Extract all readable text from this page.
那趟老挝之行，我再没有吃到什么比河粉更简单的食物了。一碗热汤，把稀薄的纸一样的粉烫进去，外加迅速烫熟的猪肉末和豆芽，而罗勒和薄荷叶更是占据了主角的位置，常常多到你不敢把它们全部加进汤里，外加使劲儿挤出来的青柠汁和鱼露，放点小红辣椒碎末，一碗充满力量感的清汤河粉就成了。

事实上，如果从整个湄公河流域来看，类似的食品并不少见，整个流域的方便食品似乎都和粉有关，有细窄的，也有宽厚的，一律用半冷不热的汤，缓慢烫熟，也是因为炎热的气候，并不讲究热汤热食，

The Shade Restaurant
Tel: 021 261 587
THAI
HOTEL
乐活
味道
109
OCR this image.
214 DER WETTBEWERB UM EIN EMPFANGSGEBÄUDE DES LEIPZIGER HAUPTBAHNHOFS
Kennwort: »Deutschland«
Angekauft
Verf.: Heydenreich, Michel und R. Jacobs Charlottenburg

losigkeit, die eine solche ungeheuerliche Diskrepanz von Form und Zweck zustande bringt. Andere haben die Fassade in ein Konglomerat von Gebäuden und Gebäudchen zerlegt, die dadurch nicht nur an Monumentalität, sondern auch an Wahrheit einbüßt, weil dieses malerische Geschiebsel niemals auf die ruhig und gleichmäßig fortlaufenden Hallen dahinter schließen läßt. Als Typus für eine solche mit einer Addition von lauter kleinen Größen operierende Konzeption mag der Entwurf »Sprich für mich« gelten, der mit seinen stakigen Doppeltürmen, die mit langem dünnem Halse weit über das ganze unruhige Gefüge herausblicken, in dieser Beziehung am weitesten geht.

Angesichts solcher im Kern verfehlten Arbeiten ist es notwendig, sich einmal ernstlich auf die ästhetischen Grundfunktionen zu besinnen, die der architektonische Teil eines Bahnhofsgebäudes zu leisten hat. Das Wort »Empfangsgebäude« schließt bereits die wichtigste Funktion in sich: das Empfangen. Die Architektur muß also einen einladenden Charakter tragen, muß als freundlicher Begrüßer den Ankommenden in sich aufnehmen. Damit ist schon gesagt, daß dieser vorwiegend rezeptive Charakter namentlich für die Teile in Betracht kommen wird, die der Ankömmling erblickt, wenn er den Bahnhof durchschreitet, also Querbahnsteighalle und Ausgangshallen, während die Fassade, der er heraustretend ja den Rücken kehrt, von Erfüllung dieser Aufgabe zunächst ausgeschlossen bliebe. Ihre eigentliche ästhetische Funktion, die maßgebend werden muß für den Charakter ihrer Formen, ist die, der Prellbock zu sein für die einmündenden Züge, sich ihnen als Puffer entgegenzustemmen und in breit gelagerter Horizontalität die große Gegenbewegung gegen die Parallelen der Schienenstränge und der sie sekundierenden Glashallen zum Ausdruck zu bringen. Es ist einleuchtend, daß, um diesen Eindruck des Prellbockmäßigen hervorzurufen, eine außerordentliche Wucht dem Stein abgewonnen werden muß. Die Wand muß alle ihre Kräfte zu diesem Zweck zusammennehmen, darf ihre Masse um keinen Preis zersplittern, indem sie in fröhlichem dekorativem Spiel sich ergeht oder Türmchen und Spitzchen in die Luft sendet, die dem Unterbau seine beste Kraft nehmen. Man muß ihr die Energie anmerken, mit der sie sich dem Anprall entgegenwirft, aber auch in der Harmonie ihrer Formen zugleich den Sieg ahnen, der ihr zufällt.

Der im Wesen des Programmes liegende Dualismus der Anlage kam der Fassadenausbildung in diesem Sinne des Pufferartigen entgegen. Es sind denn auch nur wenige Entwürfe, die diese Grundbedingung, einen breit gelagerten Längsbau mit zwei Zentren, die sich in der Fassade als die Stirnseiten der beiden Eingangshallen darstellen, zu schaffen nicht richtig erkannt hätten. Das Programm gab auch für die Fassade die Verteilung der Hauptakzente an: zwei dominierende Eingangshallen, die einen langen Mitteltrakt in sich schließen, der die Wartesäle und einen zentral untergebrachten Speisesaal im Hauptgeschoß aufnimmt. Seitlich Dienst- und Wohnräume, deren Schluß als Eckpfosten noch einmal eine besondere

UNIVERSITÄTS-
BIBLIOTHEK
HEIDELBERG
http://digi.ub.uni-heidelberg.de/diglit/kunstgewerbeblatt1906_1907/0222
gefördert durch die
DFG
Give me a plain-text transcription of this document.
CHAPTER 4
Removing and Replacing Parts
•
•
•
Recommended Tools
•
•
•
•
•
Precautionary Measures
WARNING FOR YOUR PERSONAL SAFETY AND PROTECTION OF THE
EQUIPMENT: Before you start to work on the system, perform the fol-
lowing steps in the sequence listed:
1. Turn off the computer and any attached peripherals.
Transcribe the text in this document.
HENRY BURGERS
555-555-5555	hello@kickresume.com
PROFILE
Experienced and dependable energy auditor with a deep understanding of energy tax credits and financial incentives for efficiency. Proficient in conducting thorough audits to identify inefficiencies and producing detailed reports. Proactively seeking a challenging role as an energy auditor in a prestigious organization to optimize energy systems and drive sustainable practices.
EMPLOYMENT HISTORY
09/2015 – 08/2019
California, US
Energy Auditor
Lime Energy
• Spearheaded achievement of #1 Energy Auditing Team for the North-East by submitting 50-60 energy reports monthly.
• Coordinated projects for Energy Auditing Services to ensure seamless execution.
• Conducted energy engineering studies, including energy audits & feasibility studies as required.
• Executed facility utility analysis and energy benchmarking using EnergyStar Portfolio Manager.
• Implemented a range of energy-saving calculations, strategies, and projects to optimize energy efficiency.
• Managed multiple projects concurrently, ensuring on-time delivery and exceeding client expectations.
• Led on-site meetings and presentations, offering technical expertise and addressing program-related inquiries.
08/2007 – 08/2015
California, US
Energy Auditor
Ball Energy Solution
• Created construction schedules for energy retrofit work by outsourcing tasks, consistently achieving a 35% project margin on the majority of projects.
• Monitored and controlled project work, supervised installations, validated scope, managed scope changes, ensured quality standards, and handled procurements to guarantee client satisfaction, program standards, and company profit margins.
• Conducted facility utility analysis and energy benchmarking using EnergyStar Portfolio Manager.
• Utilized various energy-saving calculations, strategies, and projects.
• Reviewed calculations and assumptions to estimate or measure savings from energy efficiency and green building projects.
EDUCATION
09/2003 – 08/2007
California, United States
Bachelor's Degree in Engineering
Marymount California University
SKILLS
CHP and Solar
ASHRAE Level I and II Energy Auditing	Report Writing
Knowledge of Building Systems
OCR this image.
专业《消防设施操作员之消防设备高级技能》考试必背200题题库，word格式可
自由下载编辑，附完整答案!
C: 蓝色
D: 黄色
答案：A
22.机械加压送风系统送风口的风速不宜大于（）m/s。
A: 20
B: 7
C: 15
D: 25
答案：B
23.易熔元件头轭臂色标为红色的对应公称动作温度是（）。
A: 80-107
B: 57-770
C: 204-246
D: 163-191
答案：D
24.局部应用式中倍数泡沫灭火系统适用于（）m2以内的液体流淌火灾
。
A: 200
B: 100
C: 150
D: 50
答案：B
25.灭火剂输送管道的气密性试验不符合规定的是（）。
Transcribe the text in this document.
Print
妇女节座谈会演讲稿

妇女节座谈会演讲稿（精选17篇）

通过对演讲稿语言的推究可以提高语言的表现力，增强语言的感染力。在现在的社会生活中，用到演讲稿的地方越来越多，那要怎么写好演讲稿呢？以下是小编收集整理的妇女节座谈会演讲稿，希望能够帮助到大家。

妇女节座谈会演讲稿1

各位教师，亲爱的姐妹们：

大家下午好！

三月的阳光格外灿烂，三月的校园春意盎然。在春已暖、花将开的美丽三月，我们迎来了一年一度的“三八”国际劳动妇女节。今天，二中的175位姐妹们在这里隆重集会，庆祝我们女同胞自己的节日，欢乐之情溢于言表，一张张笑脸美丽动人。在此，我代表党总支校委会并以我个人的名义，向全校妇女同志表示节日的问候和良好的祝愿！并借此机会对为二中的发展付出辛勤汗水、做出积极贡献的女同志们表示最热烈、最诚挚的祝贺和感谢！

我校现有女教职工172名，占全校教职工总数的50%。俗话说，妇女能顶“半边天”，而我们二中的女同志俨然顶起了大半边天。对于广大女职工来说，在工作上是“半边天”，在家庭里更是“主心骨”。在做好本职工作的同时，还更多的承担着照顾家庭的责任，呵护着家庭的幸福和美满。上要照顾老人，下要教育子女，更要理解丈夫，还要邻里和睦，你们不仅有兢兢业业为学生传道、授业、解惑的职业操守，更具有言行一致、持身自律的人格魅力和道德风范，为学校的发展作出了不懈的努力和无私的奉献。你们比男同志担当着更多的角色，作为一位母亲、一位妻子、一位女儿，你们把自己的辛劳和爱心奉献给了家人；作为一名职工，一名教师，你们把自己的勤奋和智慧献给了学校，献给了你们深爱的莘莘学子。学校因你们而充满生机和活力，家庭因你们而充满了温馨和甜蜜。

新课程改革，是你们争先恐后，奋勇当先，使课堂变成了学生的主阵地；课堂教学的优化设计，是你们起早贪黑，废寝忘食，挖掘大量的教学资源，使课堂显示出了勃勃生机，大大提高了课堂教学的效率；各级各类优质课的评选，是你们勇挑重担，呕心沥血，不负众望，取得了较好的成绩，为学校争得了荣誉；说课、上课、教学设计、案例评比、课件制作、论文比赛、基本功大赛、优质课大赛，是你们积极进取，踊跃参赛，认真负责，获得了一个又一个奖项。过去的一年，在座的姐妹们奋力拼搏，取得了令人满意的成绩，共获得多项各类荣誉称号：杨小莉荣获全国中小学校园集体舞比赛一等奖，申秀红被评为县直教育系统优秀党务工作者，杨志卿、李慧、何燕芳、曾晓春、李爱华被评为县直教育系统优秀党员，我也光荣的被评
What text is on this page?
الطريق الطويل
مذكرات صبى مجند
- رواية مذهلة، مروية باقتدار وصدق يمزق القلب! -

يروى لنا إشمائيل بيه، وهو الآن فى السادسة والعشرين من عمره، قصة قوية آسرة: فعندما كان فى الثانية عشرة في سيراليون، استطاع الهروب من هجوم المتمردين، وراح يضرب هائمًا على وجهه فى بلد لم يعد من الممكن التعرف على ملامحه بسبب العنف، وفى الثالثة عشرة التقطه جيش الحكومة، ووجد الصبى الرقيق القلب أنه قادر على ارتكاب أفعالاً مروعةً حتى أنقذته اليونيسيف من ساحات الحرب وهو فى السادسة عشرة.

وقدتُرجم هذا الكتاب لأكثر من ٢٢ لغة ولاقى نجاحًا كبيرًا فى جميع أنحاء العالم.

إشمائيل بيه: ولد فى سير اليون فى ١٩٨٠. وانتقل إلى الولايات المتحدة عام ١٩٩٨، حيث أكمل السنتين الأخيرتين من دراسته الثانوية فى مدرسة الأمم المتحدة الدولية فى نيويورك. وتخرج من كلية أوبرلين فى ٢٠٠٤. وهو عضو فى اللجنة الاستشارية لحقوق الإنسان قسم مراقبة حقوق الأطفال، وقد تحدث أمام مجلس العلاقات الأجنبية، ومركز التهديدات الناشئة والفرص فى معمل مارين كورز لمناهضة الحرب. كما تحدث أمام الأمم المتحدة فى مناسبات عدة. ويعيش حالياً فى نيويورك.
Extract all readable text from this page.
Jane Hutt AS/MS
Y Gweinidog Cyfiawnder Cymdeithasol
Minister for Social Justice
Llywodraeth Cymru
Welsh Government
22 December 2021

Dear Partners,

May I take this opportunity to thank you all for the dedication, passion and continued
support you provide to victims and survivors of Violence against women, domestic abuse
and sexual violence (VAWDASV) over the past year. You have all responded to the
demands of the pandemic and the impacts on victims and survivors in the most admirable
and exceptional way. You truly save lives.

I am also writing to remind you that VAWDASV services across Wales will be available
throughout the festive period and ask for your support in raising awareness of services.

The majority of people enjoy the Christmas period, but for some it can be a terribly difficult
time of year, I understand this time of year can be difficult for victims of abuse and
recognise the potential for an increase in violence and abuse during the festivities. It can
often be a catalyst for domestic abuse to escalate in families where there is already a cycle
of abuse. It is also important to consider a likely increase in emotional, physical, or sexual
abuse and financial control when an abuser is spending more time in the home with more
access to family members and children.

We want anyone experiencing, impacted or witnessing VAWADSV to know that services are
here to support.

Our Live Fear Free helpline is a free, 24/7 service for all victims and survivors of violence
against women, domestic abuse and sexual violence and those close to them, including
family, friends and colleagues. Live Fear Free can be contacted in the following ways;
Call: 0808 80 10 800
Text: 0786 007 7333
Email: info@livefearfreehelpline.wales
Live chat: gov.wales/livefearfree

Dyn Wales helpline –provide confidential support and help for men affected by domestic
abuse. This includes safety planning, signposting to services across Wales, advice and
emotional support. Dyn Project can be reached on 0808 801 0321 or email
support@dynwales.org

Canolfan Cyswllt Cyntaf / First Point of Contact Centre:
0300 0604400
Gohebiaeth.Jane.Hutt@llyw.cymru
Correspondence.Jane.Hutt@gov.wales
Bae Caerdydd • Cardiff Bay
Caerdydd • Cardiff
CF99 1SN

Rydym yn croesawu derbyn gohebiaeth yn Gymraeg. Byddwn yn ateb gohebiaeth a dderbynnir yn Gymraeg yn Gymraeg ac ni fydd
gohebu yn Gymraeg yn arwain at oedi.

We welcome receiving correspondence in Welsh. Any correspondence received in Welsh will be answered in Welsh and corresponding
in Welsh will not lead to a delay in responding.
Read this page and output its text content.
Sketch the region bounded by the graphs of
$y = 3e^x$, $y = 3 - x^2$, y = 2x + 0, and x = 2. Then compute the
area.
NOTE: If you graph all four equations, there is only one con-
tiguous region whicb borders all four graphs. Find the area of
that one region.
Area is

---------------

**Exercise directions**
For each line of the entries that includes "Conducted", show that line.

**Output below**
• Conducted energy engineering studies, including energy audits & feasibility studies as required.
• Conducted facility utility analysis and energy benchmarking using EnergyStar Portfolio Manager.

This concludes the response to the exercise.